Stated problem: Every entry below must be repeated exactly; skip the pictures.
--- Start Supplied data ---
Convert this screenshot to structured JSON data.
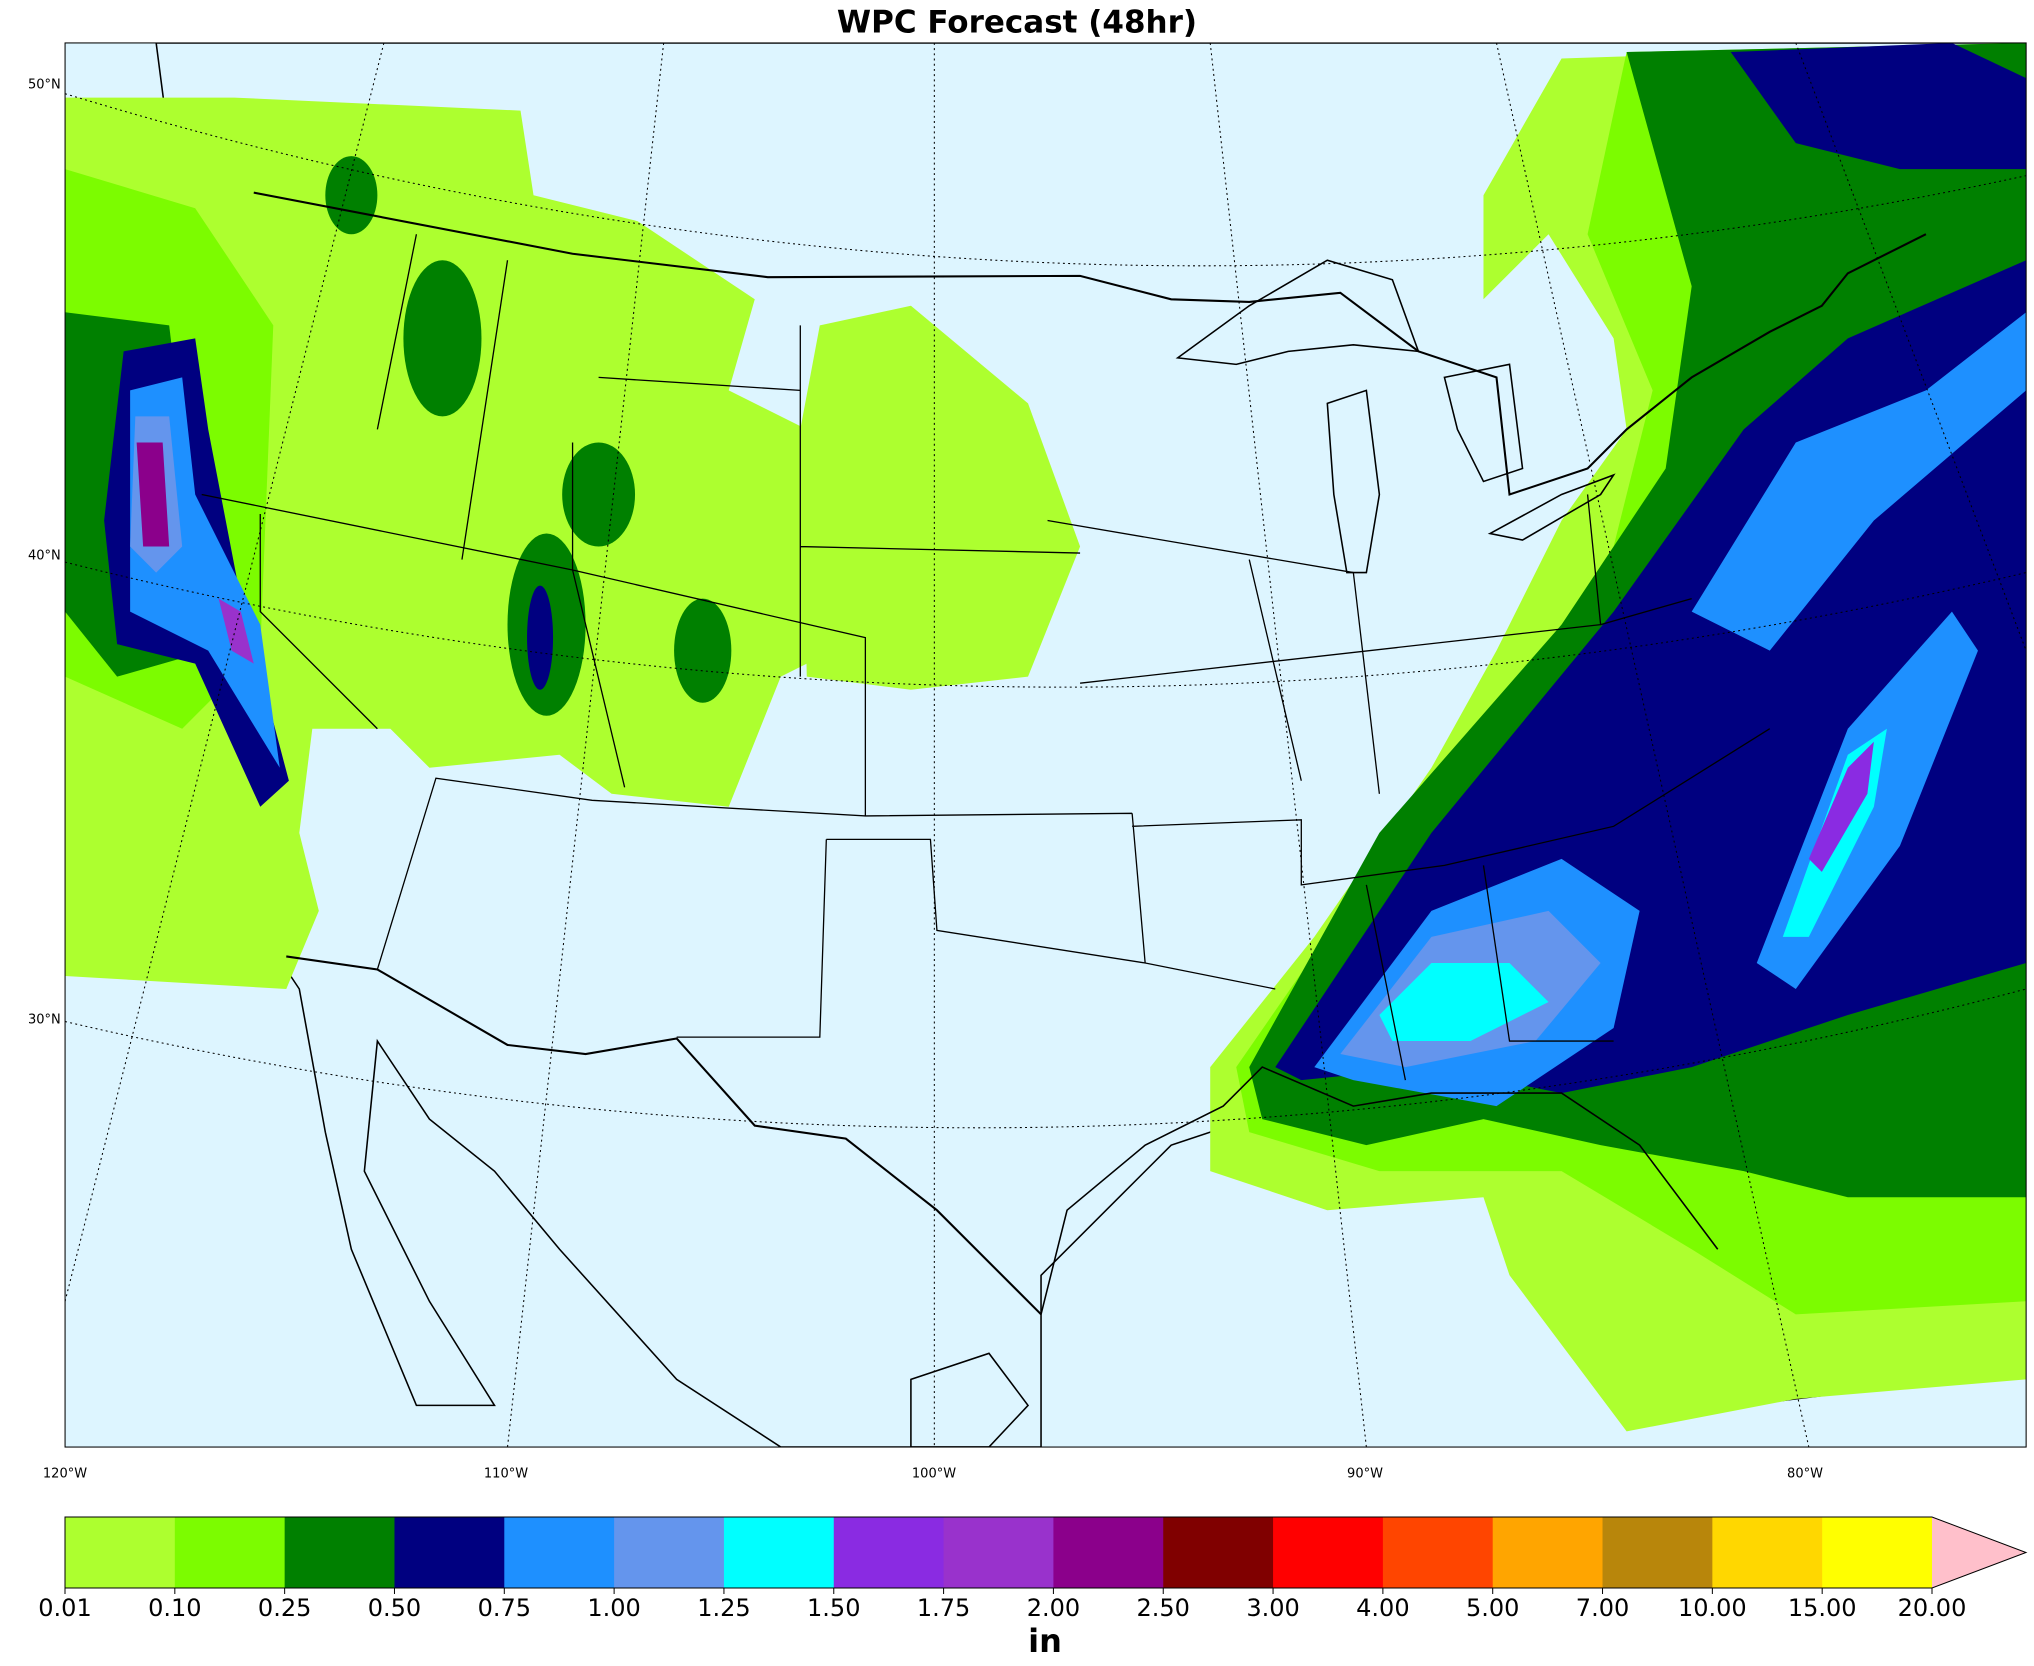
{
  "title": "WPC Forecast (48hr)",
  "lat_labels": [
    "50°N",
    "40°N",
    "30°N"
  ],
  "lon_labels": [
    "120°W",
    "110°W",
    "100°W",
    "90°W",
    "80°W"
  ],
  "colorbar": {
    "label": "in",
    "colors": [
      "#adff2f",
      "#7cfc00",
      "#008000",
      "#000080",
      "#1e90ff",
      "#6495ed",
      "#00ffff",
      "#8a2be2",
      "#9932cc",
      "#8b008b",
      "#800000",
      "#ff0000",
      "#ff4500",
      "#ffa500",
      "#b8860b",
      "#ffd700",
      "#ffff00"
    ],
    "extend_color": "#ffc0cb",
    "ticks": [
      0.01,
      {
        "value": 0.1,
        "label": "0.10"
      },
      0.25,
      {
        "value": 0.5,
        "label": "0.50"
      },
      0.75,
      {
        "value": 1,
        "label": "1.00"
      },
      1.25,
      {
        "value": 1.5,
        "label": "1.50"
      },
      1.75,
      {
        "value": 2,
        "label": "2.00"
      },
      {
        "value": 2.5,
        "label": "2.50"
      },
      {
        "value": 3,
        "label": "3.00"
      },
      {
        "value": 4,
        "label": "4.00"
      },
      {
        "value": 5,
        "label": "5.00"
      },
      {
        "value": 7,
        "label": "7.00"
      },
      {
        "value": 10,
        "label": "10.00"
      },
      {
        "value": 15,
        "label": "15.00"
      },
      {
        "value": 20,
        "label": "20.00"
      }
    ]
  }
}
--- End Supplied data ---
Reply:
Convert this screenshot to structured JSON data.
{
  "title": "WPC Forecast (48hr)",
  "lat_labels": [
    "50°N",
    "40°N",
    "30°N"
  ],
  "lon_labels": [
    "120°W",
    "110°W",
    "100°W",
    "90°W",
    "80°W"
  ],
  "colorbar": {
    "label": "in",
    "colors": [
      "#adff2f",
      "#7cfc00",
      "#008000",
      "#000080",
      "#1e90ff",
      "#6495ed",
      "#00ffff",
      "#8a2be2",
      "#9932cc",
      "#8b008b",
      "#800000",
      "#ff0000",
      "#ff4500",
      "#ffa500",
      "#b8860b",
      "#ffd700",
      "#ffff00"
    ],
    "extend_color": "#ffc0cb",
    "ticks": [
      0.01,
      {
        "value": 0.1,
        "label": "0.10"
      },
      0.25,
      {
        "value": 0.5,
        "label": "0.50"
      },
      0.75,
      {
        "value": 1,
        "label": "1.00"
      },
      1.25,
      {
        "value": 1.5,
        "label": "1.50"
      },
      1.75,
      {
        "value": 2,
        "label": "2.00"
      },
      {
        "value": 2.5,
        "label": "2.50"
      },
      {
        "value": 3,
        "label": "3.00"
      },
      {
        "value": 4,
        "label": "4.00"
      },
      {
        "value": 5,
        "label": "5.00"
      },
      {
        "value": 7,
        "label": "7.00"
      },
      {
        "value": 10,
        "label": "10.00"
      },
      {
        "value": 15,
        "label": "15.00"
      },
      {
        "value": 20,
        "label": "20.00"
      }
    ]
  }
}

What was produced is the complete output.